Dataset:
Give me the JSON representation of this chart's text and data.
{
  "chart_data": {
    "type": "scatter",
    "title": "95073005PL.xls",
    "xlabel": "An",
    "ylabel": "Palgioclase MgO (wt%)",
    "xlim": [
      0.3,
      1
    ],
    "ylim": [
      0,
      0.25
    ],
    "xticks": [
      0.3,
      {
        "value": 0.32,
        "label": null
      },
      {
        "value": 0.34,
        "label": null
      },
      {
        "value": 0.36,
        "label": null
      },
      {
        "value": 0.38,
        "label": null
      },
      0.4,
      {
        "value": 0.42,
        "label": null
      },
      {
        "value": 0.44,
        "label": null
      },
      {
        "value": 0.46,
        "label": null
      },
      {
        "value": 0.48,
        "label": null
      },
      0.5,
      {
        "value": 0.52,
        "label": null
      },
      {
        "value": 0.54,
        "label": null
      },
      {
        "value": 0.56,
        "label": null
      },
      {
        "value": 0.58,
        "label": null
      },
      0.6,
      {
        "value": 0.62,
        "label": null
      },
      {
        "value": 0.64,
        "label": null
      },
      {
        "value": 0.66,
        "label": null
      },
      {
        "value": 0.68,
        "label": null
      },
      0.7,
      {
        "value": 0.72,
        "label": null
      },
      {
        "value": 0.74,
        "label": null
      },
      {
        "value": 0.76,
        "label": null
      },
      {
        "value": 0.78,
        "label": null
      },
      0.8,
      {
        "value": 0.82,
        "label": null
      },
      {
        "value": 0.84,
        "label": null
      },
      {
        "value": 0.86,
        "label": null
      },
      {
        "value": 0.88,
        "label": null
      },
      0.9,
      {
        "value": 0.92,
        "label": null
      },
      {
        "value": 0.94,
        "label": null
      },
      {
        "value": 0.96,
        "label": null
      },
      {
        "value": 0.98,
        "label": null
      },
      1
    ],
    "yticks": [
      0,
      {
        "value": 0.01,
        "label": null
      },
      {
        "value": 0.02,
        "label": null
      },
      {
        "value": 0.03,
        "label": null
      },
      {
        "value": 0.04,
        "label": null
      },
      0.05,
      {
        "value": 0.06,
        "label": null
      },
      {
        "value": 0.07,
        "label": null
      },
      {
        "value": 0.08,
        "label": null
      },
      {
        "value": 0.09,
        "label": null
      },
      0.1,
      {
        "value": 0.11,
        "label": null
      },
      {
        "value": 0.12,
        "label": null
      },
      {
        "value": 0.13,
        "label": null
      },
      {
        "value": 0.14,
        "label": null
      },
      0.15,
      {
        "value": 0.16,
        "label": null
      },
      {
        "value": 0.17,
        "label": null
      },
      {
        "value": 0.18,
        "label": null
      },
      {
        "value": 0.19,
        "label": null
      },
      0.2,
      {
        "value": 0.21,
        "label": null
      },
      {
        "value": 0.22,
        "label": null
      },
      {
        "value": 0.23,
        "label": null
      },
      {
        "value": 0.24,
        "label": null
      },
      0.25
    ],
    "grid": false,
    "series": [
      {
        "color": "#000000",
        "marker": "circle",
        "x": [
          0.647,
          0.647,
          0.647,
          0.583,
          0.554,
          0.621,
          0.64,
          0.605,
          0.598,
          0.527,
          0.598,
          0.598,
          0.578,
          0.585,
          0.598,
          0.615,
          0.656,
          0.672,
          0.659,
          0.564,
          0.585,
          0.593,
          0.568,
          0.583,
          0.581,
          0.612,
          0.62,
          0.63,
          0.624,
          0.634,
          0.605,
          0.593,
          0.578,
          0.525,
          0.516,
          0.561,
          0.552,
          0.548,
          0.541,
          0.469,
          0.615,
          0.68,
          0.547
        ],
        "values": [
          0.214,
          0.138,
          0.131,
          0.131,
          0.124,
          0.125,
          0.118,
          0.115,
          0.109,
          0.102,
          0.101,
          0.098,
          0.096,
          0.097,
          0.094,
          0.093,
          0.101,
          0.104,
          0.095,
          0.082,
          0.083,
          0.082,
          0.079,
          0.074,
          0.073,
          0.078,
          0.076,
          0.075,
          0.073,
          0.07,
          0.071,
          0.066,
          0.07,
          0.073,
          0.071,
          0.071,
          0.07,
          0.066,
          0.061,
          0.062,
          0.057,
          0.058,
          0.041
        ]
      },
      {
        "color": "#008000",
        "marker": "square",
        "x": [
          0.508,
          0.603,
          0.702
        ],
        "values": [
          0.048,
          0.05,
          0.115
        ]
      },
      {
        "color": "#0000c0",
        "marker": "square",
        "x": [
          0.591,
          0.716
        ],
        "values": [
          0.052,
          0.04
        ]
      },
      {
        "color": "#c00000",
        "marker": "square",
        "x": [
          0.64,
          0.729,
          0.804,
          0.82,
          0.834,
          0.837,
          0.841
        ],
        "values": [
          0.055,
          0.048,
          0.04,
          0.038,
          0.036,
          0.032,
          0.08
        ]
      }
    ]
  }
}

Work instructions: Each record above should be returned exactly as it appears.

Correct result:
Give me the JSON representation of this chart's text and data.
{
  "chart_data": {
    "type": "scatter",
    "title": "95073005PL.xls",
    "xlabel": "An",
    "ylabel": "Palgioclase MgO (wt%)",
    "xlim": [
      0.3,
      1
    ],
    "ylim": [
      0,
      0.25
    ],
    "xticks": [
      0.3,
      {
        "value": 0.32,
        "label": null
      },
      {
        "value": 0.34,
        "label": null
      },
      {
        "value": 0.36,
        "label": null
      },
      {
        "value": 0.38,
        "label": null
      },
      0.4,
      {
        "value": 0.42,
        "label": null
      },
      {
        "value": 0.44,
        "label": null
      },
      {
        "value": 0.46,
        "label": null
      },
      {
        "value": 0.48,
        "label": null
      },
      0.5,
      {
        "value": 0.52,
        "label": null
      },
      {
        "value": 0.54,
        "label": null
      },
      {
        "value": 0.56,
        "label": null
      },
      {
        "value": 0.58,
        "label": null
      },
      0.6,
      {
        "value": 0.62,
        "label": null
      },
      {
        "value": 0.64,
        "label": null
      },
      {
        "value": 0.66,
        "label": null
      },
      {
        "value": 0.68,
        "label": null
      },
      0.7,
      {
        "value": 0.72,
        "label": null
      },
      {
        "value": 0.74,
        "label": null
      },
      {
        "value": 0.76,
        "label": null
      },
      {
        "value": 0.78,
        "label": null
      },
      0.8,
      {
        "value": 0.82,
        "label": null
      },
      {
        "value": 0.84,
        "label": null
      },
      {
        "value": 0.86,
        "label": null
      },
      {
        "value": 0.88,
        "label": null
      },
      0.9,
      {
        "value": 0.92,
        "label": null
      },
      {
        "value": 0.94,
        "label": null
      },
      {
        "value": 0.96,
        "label": null
      },
      {
        "value": 0.98,
        "label": null
      },
      1
    ],
    "yticks": [
      0,
      {
        "value": 0.01,
        "label": null
      },
      {
        "value": 0.02,
        "label": null
      },
      {
        "value": 0.03,
        "label": null
      },
      {
        "value": 0.04,
        "label": null
      },
      0.05,
      {
        "value": 0.06,
        "label": null
      },
      {
        "value": 0.07,
        "label": null
      },
      {
        "value": 0.08,
        "label": null
      },
      {
        "value": 0.09,
        "label": null
      },
      0.1,
      {
        "value": 0.11,
        "label": null
      },
      {
        "value": 0.12,
        "label": null
      },
      {
        "value": 0.13,
        "label": null
      },
      {
        "value": 0.14,
        "label": null
      },
      0.15,
      {
        "value": 0.16,
        "label": null
      },
      {
        "value": 0.17,
        "label": null
      },
      {
        "value": 0.18,
        "label": null
      },
      {
        "value": 0.19,
        "label": null
      },
      0.2,
      {
        "value": 0.21,
        "label": null
      },
      {
        "value": 0.22,
        "label": null
      },
      {
        "value": 0.23,
        "label": null
      },
      {
        "value": 0.24,
        "label": null
      },
      0.25
    ],
    "grid": false,
    "series": [
      {
        "color": "#000000",
        "marker": "circle",
        "x": [
          0.647,
          0.647,
          0.647,
          0.583,
          0.554,
          0.621,
          0.64,
          0.605,
          0.598,
          0.527,
          0.598,
          0.598,
          0.578,
          0.585,
          0.598,
          0.615,
          0.656,
          0.672,
          0.659,
          0.564,
          0.585,
          0.593,
          0.568,
          0.583,
          0.581,
          0.612,
          0.62,
          0.63,
          0.624,
          0.634,
          0.605,
          0.593,
          0.578,
          0.525,
          0.516,
          0.561,
          0.552,
          0.548,
          0.541,
          0.469,
          0.615,
          0.68,
          0.547
        ],
        "values": [
          0.214,
          0.138,
          0.131,
          0.131,
          0.124,
          0.125,
          0.118,
          0.115,
          0.109,
          0.102,
          0.101,
          0.098,
          0.096,
          0.097,
          0.094,
          0.093,
          0.101,
          0.104,
          0.095,
          0.082,
          0.083,
          0.082,
          0.079,
          0.074,
          0.073,
          0.078,
          0.076,
          0.075,
          0.073,
          0.07,
          0.071,
          0.066,
          0.07,
          0.073,
          0.071,
          0.071,
          0.07,
          0.066,
          0.061,
          0.062,
          0.057,
          0.058,
          0.041
        ]
      },
      {
        "color": "#008000",
        "marker": "square",
        "x": [
          0.508,
          0.603,
          0.702
        ],
        "values": [
          0.048,
          0.05,
          0.115
        ]
      },
      {
        "color": "#0000c0",
        "marker": "square",
        "x": [
          0.591,
          0.716
        ],
        "values": [
          0.052,
          0.04
        ]
      },
      {
        "color": "#c00000",
        "marker": "square",
        "x": [
          0.64,
          0.729,
          0.804,
          0.82,
          0.834,
          0.837,
          0.841
        ],
        "values": [
          0.055,
          0.048,
          0.04,
          0.038,
          0.036,
          0.032,
          0.08
        ]
      }
    ]
  }
}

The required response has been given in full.